Rows from a dataset:
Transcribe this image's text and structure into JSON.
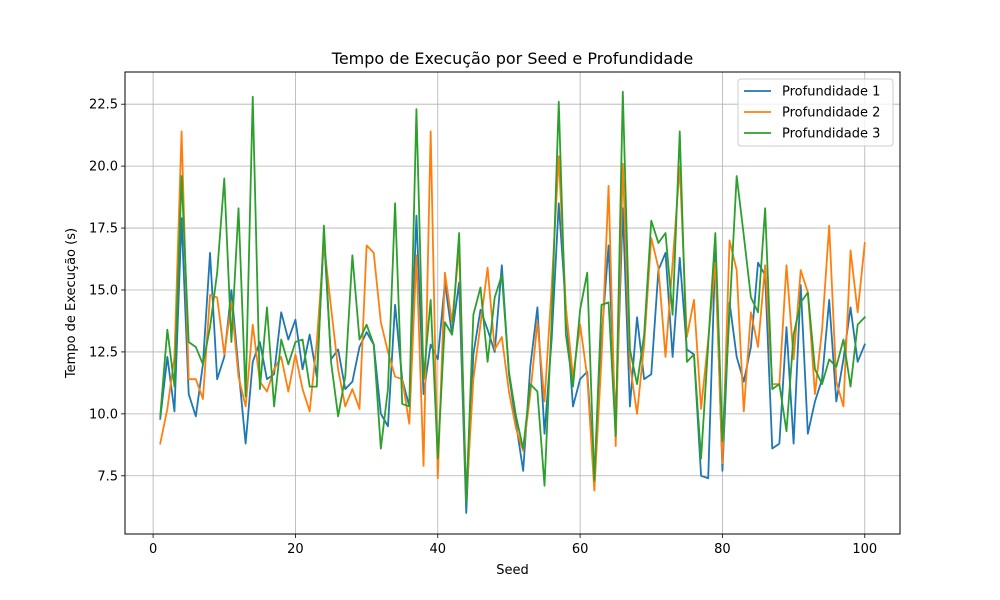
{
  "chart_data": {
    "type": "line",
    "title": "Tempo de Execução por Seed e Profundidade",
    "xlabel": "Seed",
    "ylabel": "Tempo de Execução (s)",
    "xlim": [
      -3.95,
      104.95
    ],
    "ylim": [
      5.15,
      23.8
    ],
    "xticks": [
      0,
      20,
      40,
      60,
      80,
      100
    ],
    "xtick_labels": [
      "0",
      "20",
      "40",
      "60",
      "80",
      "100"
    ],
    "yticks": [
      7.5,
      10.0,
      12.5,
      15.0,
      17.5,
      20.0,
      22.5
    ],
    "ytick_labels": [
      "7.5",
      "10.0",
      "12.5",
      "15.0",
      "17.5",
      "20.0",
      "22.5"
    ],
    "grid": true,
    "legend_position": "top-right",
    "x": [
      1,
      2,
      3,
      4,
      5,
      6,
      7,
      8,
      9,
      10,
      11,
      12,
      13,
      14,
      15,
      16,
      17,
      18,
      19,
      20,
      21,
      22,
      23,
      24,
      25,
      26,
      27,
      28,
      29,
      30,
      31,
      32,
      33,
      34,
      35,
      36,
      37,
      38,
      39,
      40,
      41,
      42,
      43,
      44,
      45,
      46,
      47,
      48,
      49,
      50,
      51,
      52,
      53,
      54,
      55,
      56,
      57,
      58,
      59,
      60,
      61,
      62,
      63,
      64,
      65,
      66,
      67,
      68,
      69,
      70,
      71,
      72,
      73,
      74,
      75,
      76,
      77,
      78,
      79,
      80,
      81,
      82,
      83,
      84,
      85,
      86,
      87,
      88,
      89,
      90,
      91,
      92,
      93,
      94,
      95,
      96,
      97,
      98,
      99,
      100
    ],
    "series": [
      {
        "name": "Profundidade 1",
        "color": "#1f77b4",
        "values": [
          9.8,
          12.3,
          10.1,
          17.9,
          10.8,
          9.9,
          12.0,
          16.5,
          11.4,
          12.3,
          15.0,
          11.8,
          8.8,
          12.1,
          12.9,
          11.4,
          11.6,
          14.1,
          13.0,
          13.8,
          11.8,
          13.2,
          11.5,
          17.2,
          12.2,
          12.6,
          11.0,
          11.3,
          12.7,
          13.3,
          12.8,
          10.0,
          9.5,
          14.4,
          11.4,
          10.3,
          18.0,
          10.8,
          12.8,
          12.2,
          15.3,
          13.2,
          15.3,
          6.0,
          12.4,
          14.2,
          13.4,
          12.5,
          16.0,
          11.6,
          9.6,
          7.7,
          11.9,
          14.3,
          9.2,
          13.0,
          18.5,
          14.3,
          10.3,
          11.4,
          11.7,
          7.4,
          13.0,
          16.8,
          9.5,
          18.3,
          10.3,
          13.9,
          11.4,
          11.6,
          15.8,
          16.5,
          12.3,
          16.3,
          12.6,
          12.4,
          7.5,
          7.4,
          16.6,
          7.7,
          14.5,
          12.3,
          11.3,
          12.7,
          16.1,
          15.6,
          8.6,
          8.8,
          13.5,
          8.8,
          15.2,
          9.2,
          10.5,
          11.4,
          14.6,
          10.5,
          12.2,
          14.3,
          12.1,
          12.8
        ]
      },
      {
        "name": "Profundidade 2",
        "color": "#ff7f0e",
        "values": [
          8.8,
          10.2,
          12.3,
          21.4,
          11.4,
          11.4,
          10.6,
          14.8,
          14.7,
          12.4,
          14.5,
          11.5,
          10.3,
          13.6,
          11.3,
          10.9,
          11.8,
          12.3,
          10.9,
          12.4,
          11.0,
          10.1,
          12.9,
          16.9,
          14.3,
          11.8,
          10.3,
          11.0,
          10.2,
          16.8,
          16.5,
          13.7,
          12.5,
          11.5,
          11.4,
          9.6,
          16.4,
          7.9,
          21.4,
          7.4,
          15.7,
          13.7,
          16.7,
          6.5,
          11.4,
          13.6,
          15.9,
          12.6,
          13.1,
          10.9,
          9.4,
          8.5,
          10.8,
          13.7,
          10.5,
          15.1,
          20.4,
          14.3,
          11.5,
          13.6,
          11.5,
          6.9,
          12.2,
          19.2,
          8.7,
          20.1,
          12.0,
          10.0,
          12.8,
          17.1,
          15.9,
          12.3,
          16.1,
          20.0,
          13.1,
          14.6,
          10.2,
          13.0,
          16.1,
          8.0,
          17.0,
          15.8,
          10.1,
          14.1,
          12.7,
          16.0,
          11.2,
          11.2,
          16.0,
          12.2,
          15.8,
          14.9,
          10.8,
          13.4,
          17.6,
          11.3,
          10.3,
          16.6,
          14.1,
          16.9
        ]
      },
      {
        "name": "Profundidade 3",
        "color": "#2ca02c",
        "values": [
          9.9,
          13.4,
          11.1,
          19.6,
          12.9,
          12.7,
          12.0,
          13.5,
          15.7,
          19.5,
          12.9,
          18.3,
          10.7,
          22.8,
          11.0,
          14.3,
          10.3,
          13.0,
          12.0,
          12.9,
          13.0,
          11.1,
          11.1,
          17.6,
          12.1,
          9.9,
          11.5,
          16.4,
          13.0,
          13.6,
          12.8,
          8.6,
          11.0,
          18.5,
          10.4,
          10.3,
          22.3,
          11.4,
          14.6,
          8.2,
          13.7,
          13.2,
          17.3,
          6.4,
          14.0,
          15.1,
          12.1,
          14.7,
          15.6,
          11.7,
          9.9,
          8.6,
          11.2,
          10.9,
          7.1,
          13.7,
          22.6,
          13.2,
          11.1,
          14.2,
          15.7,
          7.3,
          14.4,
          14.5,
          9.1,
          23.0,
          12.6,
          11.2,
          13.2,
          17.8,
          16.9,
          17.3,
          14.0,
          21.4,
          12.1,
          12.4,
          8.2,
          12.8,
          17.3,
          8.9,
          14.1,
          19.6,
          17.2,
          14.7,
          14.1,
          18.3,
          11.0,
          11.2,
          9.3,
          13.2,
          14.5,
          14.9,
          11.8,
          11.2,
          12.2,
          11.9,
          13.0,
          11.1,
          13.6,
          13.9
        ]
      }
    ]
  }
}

...

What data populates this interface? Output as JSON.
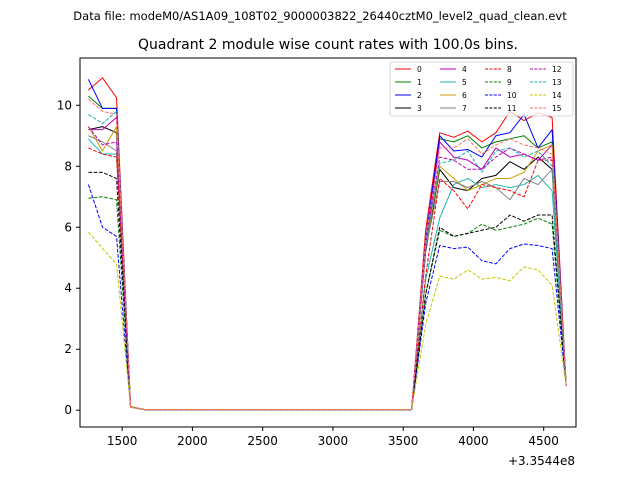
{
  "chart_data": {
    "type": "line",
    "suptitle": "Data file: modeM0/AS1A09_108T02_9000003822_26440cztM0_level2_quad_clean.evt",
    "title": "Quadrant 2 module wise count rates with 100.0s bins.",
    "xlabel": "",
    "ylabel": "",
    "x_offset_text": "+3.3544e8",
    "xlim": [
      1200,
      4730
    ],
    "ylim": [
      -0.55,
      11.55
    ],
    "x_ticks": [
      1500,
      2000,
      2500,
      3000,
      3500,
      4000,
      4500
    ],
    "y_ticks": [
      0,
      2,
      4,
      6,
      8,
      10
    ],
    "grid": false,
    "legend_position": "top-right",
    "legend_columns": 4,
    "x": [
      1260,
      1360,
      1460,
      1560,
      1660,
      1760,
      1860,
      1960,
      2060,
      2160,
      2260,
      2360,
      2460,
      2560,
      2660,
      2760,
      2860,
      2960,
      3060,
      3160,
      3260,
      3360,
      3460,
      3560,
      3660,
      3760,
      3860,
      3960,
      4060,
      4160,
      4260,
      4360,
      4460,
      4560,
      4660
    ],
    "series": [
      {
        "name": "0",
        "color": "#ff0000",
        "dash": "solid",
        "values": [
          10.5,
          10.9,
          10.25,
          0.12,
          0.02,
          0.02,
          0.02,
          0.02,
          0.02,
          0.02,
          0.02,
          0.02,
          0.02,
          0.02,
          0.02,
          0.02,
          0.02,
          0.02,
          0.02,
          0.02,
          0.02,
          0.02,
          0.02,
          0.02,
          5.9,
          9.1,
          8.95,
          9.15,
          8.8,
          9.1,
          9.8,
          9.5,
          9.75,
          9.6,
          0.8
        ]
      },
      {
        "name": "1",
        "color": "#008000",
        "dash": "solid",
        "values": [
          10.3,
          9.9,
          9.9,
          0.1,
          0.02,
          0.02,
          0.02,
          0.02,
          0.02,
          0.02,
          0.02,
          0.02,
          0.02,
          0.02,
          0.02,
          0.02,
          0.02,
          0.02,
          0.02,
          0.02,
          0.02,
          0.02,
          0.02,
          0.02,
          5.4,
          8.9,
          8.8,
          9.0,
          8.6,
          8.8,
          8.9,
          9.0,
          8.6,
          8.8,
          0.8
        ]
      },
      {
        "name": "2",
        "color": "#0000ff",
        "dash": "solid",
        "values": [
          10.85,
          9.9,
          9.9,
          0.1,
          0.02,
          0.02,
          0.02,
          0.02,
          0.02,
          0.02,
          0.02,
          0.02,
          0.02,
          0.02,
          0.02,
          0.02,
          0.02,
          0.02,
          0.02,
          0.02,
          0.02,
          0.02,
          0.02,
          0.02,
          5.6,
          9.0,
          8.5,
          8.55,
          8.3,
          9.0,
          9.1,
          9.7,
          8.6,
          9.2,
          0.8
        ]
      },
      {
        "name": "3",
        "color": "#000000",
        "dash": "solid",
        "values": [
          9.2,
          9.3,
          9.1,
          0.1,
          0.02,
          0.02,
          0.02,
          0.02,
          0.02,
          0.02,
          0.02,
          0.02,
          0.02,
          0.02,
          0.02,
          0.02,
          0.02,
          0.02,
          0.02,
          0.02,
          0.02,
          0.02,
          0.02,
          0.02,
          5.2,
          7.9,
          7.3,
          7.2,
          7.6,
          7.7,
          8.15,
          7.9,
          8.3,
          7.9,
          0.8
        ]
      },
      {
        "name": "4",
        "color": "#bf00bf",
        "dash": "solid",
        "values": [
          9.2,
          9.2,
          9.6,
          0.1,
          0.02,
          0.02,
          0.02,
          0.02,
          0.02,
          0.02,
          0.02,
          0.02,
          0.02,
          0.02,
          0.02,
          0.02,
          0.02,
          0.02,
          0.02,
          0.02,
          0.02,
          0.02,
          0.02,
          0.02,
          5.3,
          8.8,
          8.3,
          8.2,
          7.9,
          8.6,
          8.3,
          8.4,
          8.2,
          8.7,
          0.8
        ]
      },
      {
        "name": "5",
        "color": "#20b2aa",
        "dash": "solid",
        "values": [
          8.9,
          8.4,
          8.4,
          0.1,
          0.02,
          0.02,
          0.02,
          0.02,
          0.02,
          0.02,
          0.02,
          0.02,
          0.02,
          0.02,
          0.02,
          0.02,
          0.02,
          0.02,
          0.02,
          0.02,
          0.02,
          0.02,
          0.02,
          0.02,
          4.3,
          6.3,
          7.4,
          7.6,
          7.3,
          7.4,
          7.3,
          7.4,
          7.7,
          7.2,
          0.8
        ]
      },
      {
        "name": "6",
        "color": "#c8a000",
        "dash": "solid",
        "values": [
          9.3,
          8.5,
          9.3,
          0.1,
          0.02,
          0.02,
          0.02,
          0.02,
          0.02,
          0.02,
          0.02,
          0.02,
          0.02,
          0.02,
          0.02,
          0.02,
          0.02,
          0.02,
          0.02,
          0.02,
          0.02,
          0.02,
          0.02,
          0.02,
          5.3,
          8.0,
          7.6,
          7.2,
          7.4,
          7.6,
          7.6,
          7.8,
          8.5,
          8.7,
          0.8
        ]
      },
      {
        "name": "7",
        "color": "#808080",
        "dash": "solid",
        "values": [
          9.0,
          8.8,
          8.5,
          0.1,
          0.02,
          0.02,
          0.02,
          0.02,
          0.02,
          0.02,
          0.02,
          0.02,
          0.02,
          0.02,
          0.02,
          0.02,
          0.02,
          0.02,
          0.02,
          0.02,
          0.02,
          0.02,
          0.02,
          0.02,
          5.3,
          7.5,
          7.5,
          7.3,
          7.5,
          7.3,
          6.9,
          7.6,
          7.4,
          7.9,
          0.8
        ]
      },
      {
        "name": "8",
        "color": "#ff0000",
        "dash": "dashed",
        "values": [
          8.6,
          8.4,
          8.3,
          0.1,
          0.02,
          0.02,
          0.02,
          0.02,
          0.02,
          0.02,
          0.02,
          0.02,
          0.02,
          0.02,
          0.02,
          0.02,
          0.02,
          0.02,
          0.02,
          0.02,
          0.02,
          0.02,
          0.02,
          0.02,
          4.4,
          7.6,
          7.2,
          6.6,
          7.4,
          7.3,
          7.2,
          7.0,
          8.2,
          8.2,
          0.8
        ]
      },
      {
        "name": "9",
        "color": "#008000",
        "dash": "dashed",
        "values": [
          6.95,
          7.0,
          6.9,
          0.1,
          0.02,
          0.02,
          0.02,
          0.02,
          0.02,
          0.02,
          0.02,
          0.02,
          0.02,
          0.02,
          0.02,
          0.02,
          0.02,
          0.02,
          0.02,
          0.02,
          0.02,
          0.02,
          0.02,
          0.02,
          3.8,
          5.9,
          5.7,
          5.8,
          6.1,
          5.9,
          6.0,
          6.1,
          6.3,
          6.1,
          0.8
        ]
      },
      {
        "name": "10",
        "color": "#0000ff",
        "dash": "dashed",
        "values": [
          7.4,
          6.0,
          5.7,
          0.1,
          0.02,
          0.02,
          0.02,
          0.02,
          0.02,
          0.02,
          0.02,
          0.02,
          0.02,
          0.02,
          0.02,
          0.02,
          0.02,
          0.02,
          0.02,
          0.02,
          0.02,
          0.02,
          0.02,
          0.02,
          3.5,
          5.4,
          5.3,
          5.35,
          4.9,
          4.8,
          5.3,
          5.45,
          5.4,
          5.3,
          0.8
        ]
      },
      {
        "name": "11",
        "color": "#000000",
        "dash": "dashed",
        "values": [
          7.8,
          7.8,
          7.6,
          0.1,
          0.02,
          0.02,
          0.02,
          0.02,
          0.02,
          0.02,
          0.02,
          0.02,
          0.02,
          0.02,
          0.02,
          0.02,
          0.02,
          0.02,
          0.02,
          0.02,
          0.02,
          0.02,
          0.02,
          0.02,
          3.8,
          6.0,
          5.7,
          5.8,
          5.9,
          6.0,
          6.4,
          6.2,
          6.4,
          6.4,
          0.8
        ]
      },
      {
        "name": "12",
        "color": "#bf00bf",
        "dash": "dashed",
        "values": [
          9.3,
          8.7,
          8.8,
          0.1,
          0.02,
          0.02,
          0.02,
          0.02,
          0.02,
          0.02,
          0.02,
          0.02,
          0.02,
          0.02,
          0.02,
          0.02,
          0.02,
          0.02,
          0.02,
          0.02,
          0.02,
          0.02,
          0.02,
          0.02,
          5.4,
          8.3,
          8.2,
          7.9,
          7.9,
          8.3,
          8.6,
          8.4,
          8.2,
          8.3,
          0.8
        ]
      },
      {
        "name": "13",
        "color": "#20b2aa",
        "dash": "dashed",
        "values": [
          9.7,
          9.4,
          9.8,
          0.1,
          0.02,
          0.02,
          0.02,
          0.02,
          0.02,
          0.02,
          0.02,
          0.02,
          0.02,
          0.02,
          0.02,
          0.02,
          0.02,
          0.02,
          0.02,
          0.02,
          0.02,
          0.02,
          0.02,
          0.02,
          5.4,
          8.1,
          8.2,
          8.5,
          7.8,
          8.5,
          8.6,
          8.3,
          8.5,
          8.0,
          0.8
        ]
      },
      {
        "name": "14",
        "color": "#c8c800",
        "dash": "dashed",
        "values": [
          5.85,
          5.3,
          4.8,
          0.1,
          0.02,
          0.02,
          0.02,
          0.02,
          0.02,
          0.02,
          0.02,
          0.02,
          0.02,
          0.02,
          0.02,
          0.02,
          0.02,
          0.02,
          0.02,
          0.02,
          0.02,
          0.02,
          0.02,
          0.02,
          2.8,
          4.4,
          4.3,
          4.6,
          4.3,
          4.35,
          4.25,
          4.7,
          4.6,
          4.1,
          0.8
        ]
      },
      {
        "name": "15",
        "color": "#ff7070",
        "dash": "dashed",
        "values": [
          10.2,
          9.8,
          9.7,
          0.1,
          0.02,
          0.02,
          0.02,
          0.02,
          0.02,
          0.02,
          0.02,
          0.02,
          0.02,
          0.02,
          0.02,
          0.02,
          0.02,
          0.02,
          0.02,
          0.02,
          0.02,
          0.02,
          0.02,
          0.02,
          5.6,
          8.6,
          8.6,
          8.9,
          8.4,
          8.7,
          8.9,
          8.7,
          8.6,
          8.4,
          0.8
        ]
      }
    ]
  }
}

--

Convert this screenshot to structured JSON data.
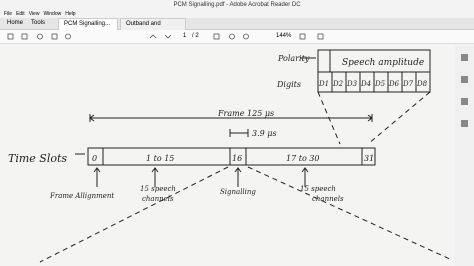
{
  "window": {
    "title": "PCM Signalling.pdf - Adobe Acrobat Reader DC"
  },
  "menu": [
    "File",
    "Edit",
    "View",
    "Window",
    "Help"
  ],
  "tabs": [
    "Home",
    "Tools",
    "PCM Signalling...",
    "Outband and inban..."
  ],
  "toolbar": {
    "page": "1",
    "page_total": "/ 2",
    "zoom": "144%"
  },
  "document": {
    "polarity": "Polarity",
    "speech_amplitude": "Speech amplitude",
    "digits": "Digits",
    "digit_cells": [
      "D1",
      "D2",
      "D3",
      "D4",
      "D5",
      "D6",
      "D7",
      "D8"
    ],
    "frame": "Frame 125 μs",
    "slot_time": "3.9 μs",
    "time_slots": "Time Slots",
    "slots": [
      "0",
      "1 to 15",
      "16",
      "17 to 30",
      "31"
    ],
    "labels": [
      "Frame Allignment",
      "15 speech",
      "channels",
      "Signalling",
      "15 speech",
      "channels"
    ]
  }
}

**WHAT TO PRODUCE:** Return each line that includes "Execução".

**ANSWER TO THIS PROBLEM:**
    "title": "Tempo de Execução por Seed e Profundidade",
    "ylabel": "Tempo de Execução (s)",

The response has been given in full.